• What is being asked: Write out the whole listing again, exactly.

• Data to use:
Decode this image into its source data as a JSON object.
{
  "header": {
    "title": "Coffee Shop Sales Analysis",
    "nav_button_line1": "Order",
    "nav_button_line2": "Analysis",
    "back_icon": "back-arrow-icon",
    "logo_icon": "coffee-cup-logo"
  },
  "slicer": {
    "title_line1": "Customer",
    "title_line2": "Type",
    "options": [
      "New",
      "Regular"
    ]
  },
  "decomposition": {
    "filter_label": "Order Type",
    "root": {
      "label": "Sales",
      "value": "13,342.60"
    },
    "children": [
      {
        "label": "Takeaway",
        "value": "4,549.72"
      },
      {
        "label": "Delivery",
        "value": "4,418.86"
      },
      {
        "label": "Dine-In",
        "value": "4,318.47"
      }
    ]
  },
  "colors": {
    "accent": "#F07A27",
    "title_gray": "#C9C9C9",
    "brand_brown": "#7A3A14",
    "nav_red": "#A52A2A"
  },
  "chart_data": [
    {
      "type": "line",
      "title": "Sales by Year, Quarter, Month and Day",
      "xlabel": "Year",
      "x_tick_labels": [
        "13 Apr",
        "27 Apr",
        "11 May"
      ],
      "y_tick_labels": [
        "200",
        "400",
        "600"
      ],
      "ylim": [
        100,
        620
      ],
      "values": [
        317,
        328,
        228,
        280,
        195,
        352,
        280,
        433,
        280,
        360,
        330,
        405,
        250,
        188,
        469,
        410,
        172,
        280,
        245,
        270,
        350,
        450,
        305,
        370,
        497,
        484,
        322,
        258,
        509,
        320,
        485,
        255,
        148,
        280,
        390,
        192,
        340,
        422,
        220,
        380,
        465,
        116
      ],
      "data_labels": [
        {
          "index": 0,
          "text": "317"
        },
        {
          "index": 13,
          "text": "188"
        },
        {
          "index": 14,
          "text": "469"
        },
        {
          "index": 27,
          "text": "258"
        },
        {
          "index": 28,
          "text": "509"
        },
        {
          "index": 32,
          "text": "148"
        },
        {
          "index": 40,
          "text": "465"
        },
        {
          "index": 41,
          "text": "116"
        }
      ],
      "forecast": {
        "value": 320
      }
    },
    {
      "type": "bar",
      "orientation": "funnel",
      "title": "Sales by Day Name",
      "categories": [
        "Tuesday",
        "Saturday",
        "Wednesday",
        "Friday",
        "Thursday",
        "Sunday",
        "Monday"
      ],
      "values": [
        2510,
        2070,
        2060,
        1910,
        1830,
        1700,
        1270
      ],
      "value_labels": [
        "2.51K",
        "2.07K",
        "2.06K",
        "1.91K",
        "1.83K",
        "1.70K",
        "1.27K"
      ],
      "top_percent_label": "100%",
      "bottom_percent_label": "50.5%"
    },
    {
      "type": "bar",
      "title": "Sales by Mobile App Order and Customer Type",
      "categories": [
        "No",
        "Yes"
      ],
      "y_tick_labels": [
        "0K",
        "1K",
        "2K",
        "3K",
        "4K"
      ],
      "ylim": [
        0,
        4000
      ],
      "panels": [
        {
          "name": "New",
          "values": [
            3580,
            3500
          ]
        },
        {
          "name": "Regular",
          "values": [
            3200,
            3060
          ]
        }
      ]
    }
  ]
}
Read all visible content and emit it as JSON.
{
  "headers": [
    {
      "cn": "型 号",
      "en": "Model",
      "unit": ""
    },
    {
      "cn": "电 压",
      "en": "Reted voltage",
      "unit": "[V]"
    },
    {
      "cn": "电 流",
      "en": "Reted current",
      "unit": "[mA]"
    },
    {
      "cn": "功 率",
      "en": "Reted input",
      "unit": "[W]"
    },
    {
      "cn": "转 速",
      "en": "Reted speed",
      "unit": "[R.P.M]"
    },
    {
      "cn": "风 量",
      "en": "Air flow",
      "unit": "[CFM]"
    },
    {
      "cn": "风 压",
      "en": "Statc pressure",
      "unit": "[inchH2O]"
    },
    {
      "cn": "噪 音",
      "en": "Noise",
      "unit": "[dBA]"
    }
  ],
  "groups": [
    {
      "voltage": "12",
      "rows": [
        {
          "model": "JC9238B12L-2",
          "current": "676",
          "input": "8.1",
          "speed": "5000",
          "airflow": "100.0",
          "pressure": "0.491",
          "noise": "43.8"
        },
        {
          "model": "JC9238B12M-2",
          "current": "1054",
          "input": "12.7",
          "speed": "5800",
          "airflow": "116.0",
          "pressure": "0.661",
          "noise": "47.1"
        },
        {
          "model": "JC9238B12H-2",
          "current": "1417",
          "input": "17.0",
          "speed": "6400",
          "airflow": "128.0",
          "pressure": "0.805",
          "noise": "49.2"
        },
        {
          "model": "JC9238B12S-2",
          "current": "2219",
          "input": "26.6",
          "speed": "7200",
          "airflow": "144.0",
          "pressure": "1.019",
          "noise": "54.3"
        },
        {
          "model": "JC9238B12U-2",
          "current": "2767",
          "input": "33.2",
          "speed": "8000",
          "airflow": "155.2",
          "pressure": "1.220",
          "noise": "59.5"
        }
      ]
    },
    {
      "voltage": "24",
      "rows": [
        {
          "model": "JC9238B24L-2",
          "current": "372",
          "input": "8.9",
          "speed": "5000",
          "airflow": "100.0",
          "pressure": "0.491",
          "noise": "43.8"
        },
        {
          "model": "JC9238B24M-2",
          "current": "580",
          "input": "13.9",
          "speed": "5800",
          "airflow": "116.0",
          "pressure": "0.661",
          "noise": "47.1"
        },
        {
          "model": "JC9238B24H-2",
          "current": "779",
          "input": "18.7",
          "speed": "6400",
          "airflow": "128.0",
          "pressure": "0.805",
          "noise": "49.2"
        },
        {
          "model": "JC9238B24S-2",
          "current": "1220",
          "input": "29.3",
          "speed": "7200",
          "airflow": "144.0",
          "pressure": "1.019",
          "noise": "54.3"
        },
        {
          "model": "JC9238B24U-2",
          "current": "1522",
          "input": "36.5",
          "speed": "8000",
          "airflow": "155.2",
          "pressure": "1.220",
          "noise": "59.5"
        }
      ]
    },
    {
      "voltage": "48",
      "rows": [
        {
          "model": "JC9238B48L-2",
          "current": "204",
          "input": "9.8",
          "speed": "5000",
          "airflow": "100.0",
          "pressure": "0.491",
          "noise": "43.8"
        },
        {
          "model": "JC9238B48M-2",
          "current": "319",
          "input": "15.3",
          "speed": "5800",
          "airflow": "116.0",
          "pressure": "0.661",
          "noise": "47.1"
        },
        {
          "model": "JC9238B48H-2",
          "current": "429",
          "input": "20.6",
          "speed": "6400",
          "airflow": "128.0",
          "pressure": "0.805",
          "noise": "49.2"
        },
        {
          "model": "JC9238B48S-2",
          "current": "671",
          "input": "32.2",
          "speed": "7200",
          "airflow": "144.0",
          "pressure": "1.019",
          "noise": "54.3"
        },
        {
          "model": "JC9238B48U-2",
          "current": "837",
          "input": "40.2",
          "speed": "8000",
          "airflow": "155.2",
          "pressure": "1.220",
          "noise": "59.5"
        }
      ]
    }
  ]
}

• Problem solution:
Decode this image into its source data as a JSON object.
{
  "header": {
    "title": "Coffee Shop Sales Analysis",
    "nav_button_line1": "Order",
    "nav_button_line2": "Analysis",
    "back_icon": "back-arrow-icon",
    "logo_icon": "coffee-cup-logo"
  },
  "slicer": {
    "title_line1": "Customer",
    "title_line2": "Type",
    "options": [
      "New",
      "Regular"
    ]
  },
  "decomposition": {
    "filter_label": "Order Type",
    "root": {
      "label": "Sales",
      "value": "13,342.60"
    },
    "children": [
      {
        "label": "Takeaway",
        "value": "4,549.72"
      },
      {
        "label": "Delivery",
        "value": "4,418.86"
      },
      {
        "label": "Dine-In",
        "value": "4,318.47"
      }
    ]
  },
  "colors": {
    "accent": "#F07A27",
    "title_gray": "#C9C9C9",
    "brand_brown": "#7A3A14",
    "nav_red": "#A52A2A"
  },
  "chart_data": [
    {
      "type": "line",
      "title": "Sales by Year, Quarter, Month and Day",
      "xlabel": "Year",
      "x_tick_labels": [
        "13 Apr",
        "27 Apr",
        "11 May"
      ],
      "y_tick_labels": [
        "200",
        "400",
        "600"
      ],
      "ylim": [
        100,
        620
      ],
      "values": [
        317,
        328,
        228,
        280,
        195,
        352,
        280,
        433,
        280,
        360,
        330,
        405,
        250,
        188,
        469,
        410,
        172,
        280,
        245,
        270,
        350,
        450,
        305,
        370,
        497,
        484,
        322,
        258,
        509,
        320,
        485,
        255,
        148,
        280,
        390,
        192,
        340,
        422,
        220,
        380,
        465,
        116
      ],
      "data_labels": [
        {
          "index": 0,
          "text": "317"
        },
        {
          "index": 13,
          "text": "188"
        },
        {
          "index": 14,
          "text": "469"
        },
        {
          "index": 27,
          "text": "258"
        },
        {
          "index": 28,
          "text": "509"
        },
        {
          "index": 32,
          "text": "148"
        },
        {
          "index": 40,
          "text": "465"
        },
        {
          "index": 41,
          "text": "116"
        }
      ],
      "forecast": {
        "value": 320
      }
    },
    {
      "type": "bar",
      "orientation": "funnel",
      "title": "Sales by Day Name",
      "categories": [
        "Tuesday",
        "Saturday",
        "Wednesday",
        "Friday",
        "Thursday",
        "Sunday",
        "Monday"
      ],
      "values": [
        2510,
        2070,
        2060,
        1910,
        1830,
        1700,
        1270
      ],
      "value_labels": [
        "2.51K",
        "2.07K",
        "2.06K",
        "1.91K",
        "1.83K",
        "1.70K",
        "1.27K"
      ],
      "top_percent_label": "100%",
      "bottom_percent_label": "50.5%"
    },
    {
      "type": "bar",
      "title": "Sales by Mobile App Order and Customer Type",
      "categories": [
        "No",
        "Yes"
      ],
      "y_tick_labels": [
        "0K",
        "1K",
        "2K",
        "3K",
        "4K"
      ],
      "ylim": [
        0,
        4000
      ],
      "panels": [
        {
          "name": "New",
          "values": [
            3580,
            3500
          ]
        },
        {
          "name": "Regular",
          "values": [
            3200,
            3060
          ]
        }
      ]
    }
  ]
}
Read all visible content and emit it as JSON.
{
  "headers": [
    {
      "cn": "型 号",
      "en": "Model",
      "unit": ""
    },
    {
      "cn": "电 压",
      "en": "Reted voltage",
      "unit": "[V]"
    },
    {
      "cn": "电 流",
      "en": "Reted current",
      "unit": "[mA]"
    },
    {
      "cn": "功 率",
      "en": "Reted input",
      "unit": "[W]"
    },
    {
      "cn": "转 速",
      "en": "Reted speed",
      "unit": "[R.P.M]"
    },
    {
      "cn": "风 量",
      "en": "Air flow",
      "unit": "[CFM]"
    },
    {
      "cn": "风 压",
      "en": "Statc pressure",
      "unit": "[inchH2O]"
    },
    {
      "cn": "噪 音",
      "en": "Noise",
      "unit": "[dBA]"
    }
  ],
  "groups": [
    {
      "voltage": "12",
      "rows": [
        {
          "model": "JC9238B12L-2",
          "current": "676",
          "input": "8.1",
          "speed": "5000",
          "airflow": "100.0",
          "pressure": "0.491",
          "noise": "43.8"
        },
        {
          "model": "JC9238B12M-2",
          "current": "1054",
          "input": "12.7",
          "speed": "5800",
          "airflow": "116.0",
          "pressure": "0.661",
          "noise": "47.1"
        },
        {
          "model": "JC9238B12H-2",
          "current": "1417",
          "input": "17.0",
          "speed": "6400",
          "airflow": "128.0",
          "pressure": "0.805",
          "noise": "49.2"
        },
        {
          "model": "JC9238B12S-2",
          "current": "2219",
          "input": "26.6",
          "speed": "7200",
          "airflow": "144.0",
          "pressure": "1.019",
          "noise": "54.3"
        },
        {
          "model": "JC9238B12U-2",
          "current": "2767",
          "input": "33.2",
          "speed": "8000",
          "airflow": "155.2",
          "pressure": "1.220",
          "noise": "59.5"
        }
      ]
    },
    {
      "voltage": "24",
      "rows": [
        {
          "model": "JC9238B24L-2",
          "current": "372",
          "input": "8.9",
          "speed": "5000",
          "airflow": "100.0",
          "pressure": "0.491",
          "noise": "43.8"
        },
        {
          "model": "JC9238B24M-2",
          "current": "580",
          "input": "13.9",
          "speed": "5800",
          "airflow": "116.0",
          "pressure": "0.661",
          "noise": "47.1"
        },
        {
          "model": "JC9238B24H-2",
          "current": "779",
          "input": "18.7",
          "speed": "6400",
          "airflow": "128.0",
          "pressure": "0.805",
          "noise": "49.2"
        },
        {
          "model": "JC9238B24S-2",
          "current": "1220",
          "input": "29.3",
          "speed": "7200",
          "airflow": "144.0",
          "pressure": "1.019",
          "noise": "54.3"
        },
        {
          "model": "JC9238B24U-2",
          "current": "1522",
          "input": "36.5",
          "speed": "8000",
          "airflow": "155.2",
          "pressure": "1.220",
          "noise": "59.5"
        }
      ]
    },
    {
      "voltage": "48",
      "rows": [
        {
          "model": "JC9238B48L-2",
          "current": "204",
          "input": "9.8",
          "speed": "5000",
          "airflow": "100.0",
          "pressure": "0.491",
          "noise": "43.8"
        },
        {
          "model": "JC9238B48M-2",
          "current": "319",
          "input": "15.3",
          "speed": "5800",
          "airflow": "116.0",
          "pressure": "0.661",
          "noise": "47.1"
        },
        {
          "model": "JC9238B48H-2",
          "current": "429",
          "input": "20.6",
          "speed": "6400",
          "airflow": "128.0",
          "pressure": "0.805",
          "noise": "49.2"
        },
        {
          "model": "JC9238B48S-2",
          "current": "671",
          "input": "32.2",
          "speed": "7200",
          "airflow": "144.0",
          "pressure": "1.019",
          "noise": "54.3"
        },
        {
          "model": "JC9238B48U-2",
          "current": "837",
          "input": "40.2",
          "speed": "8000",
          "airflow": "155.2",
          "pressure": "1.220",
          "noise": "59.5"
        }
      ]
    }
  ]
}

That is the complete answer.